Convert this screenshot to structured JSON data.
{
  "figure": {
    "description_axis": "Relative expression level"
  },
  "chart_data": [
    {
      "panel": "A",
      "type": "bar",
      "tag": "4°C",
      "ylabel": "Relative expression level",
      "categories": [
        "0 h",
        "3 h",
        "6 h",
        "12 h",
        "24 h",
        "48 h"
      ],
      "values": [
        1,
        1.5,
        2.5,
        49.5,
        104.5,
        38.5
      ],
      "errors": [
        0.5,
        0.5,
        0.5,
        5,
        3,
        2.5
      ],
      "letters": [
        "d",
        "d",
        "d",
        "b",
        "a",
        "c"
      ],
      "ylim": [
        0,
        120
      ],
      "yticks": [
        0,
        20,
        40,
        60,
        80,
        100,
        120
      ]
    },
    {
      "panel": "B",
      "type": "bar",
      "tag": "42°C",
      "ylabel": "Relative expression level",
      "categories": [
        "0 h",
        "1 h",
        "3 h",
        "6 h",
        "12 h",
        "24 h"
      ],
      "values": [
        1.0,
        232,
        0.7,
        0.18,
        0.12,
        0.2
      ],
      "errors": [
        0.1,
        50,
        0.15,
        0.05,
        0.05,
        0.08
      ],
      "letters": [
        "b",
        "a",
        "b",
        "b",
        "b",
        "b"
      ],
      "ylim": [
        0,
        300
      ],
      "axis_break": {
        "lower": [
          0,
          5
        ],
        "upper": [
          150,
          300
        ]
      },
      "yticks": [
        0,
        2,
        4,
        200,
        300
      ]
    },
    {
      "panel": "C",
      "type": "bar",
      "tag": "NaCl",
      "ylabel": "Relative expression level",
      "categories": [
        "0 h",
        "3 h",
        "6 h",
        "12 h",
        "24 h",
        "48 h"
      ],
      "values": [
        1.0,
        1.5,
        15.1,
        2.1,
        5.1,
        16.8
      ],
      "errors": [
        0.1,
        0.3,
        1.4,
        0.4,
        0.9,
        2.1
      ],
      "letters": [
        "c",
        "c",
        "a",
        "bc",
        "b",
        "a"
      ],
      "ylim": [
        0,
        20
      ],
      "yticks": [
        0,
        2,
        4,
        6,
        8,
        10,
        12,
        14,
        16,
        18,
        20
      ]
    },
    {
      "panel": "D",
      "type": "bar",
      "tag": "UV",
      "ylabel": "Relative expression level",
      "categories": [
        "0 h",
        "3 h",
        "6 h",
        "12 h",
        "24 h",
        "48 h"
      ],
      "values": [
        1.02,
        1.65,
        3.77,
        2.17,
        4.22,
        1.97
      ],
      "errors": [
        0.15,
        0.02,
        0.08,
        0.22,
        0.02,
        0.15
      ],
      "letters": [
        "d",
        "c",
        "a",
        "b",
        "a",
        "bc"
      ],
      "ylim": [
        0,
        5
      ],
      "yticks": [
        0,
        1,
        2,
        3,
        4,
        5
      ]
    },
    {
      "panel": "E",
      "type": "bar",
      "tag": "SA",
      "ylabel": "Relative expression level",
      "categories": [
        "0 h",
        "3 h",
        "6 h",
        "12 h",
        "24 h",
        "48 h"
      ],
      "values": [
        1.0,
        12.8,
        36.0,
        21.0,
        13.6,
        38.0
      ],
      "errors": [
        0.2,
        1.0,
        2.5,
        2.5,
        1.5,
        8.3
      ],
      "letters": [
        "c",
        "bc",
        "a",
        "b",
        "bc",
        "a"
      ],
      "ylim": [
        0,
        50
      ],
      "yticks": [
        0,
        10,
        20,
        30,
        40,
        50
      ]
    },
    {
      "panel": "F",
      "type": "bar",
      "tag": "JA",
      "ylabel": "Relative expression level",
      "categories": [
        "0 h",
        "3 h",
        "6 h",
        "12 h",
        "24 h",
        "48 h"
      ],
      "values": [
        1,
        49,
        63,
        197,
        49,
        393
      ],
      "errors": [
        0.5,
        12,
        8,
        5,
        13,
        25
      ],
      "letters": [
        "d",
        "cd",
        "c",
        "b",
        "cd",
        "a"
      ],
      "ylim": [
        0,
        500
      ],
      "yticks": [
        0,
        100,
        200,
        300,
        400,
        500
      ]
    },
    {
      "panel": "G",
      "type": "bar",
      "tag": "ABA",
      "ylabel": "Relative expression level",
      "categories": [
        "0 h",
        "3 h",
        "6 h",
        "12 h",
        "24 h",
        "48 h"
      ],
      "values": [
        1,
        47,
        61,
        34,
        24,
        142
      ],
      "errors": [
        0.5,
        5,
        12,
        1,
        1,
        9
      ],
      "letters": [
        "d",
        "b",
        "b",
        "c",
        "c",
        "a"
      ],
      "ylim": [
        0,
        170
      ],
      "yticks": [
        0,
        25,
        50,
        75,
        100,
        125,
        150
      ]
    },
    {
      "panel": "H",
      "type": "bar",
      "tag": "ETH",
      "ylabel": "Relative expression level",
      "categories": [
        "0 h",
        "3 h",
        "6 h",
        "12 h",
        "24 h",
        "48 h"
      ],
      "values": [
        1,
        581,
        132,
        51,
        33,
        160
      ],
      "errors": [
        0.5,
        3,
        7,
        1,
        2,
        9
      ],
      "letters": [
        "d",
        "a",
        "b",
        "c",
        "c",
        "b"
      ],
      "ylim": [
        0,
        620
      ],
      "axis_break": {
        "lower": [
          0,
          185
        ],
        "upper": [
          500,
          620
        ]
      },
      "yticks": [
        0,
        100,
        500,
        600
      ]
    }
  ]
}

### Work to be completed
Type out the whole listing above again, exactly as it stands.

### Result of this exercise
Convert this screenshot to structured JSON data.
{
  "figure": {
    "description_axis": "Relative expression level"
  },
  "chart_data": [
    {
      "panel": "A",
      "type": "bar",
      "tag": "4°C",
      "ylabel": "Relative expression level",
      "categories": [
        "0 h",
        "3 h",
        "6 h",
        "12 h",
        "24 h",
        "48 h"
      ],
      "values": [
        1,
        1.5,
        2.5,
        49.5,
        104.5,
        38.5
      ],
      "errors": [
        0.5,
        0.5,
        0.5,
        5,
        3,
        2.5
      ],
      "letters": [
        "d",
        "d",
        "d",
        "b",
        "a",
        "c"
      ],
      "ylim": [
        0,
        120
      ],
      "yticks": [
        0,
        20,
        40,
        60,
        80,
        100,
        120
      ]
    },
    {
      "panel": "B",
      "type": "bar",
      "tag": "42°C",
      "ylabel": "Relative expression level",
      "categories": [
        "0 h",
        "1 h",
        "3 h",
        "6 h",
        "12 h",
        "24 h"
      ],
      "values": [
        1.0,
        232,
        0.7,
        0.18,
        0.12,
        0.2
      ],
      "errors": [
        0.1,
        50,
        0.15,
        0.05,
        0.05,
        0.08
      ],
      "letters": [
        "b",
        "a",
        "b",
        "b",
        "b",
        "b"
      ],
      "ylim": [
        0,
        300
      ],
      "axis_break": {
        "lower": [
          0,
          5
        ],
        "upper": [
          150,
          300
        ]
      },
      "yticks": [
        0,
        2,
        4,
        200,
        300
      ]
    },
    {
      "panel": "C",
      "type": "bar",
      "tag": "NaCl",
      "ylabel": "Relative expression level",
      "categories": [
        "0 h",
        "3 h",
        "6 h",
        "12 h",
        "24 h",
        "48 h"
      ],
      "values": [
        1.0,
        1.5,
        15.1,
        2.1,
        5.1,
        16.8
      ],
      "errors": [
        0.1,
        0.3,
        1.4,
        0.4,
        0.9,
        2.1
      ],
      "letters": [
        "c",
        "c",
        "a",
        "bc",
        "b",
        "a"
      ],
      "ylim": [
        0,
        20
      ],
      "yticks": [
        0,
        2,
        4,
        6,
        8,
        10,
        12,
        14,
        16,
        18,
        20
      ]
    },
    {
      "panel": "D",
      "type": "bar",
      "tag": "UV",
      "ylabel": "Relative expression level",
      "categories": [
        "0 h",
        "3 h",
        "6 h",
        "12 h",
        "24 h",
        "48 h"
      ],
      "values": [
        1.02,
        1.65,
        3.77,
        2.17,
        4.22,
        1.97
      ],
      "errors": [
        0.15,
        0.02,
        0.08,
        0.22,
        0.02,
        0.15
      ],
      "letters": [
        "d",
        "c",
        "a",
        "b",
        "a",
        "bc"
      ],
      "ylim": [
        0,
        5
      ],
      "yticks": [
        0,
        1,
        2,
        3,
        4,
        5
      ]
    },
    {
      "panel": "E",
      "type": "bar",
      "tag": "SA",
      "ylabel": "Relative expression level",
      "categories": [
        "0 h",
        "3 h",
        "6 h",
        "12 h",
        "24 h",
        "48 h"
      ],
      "values": [
        1.0,
        12.8,
        36.0,
        21.0,
        13.6,
        38.0
      ],
      "errors": [
        0.2,
        1.0,
        2.5,
        2.5,
        1.5,
        8.3
      ],
      "letters": [
        "c",
        "bc",
        "a",
        "b",
        "bc",
        "a"
      ],
      "ylim": [
        0,
        50
      ],
      "yticks": [
        0,
        10,
        20,
        30,
        40,
        50
      ]
    },
    {
      "panel": "F",
      "type": "bar",
      "tag": "JA",
      "ylabel": "Relative expression level",
      "categories": [
        "0 h",
        "3 h",
        "6 h",
        "12 h",
        "24 h",
        "48 h"
      ],
      "values": [
        1,
        49,
        63,
        197,
        49,
        393
      ],
      "errors": [
        0.5,
        12,
        8,
        5,
        13,
        25
      ],
      "letters": [
        "d",
        "cd",
        "c",
        "b",
        "cd",
        "a"
      ],
      "ylim": [
        0,
        500
      ],
      "yticks": [
        0,
        100,
        200,
        300,
        400,
        500
      ]
    },
    {
      "panel": "G",
      "type": "bar",
      "tag": "ABA",
      "ylabel": "Relative expression level",
      "categories": [
        "0 h",
        "3 h",
        "6 h",
        "12 h",
        "24 h",
        "48 h"
      ],
      "values": [
        1,
        47,
        61,
        34,
        24,
        142
      ],
      "errors": [
        0.5,
        5,
        12,
        1,
        1,
        9
      ],
      "letters": [
        "d",
        "b",
        "b",
        "c",
        "c",
        "a"
      ],
      "ylim": [
        0,
        170
      ],
      "yticks": [
        0,
        25,
        50,
        75,
        100,
        125,
        150
      ]
    },
    {
      "panel": "H",
      "type": "bar",
      "tag": "ETH",
      "ylabel": "Relative expression level",
      "categories": [
        "0 h",
        "3 h",
        "6 h",
        "12 h",
        "24 h",
        "48 h"
      ],
      "values": [
        1,
        581,
        132,
        51,
        33,
        160
      ],
      "errors": [
        0.5,
        3,
        7,
        1,
        2,
        9
      ],
      "letters": [
        "d",
        "a",
        "b",
        "c",
        "c",
        "b"
      ],
      "ylim": [
        0,
        620
      ],
      "axis_break": {
        "lower": [
          0,
          185
        ],
        "upper": [
          500,
          620
        ]
      },
      "yticks": [
        0,
        100,
        500,
        600
      ]
    }
  ]
}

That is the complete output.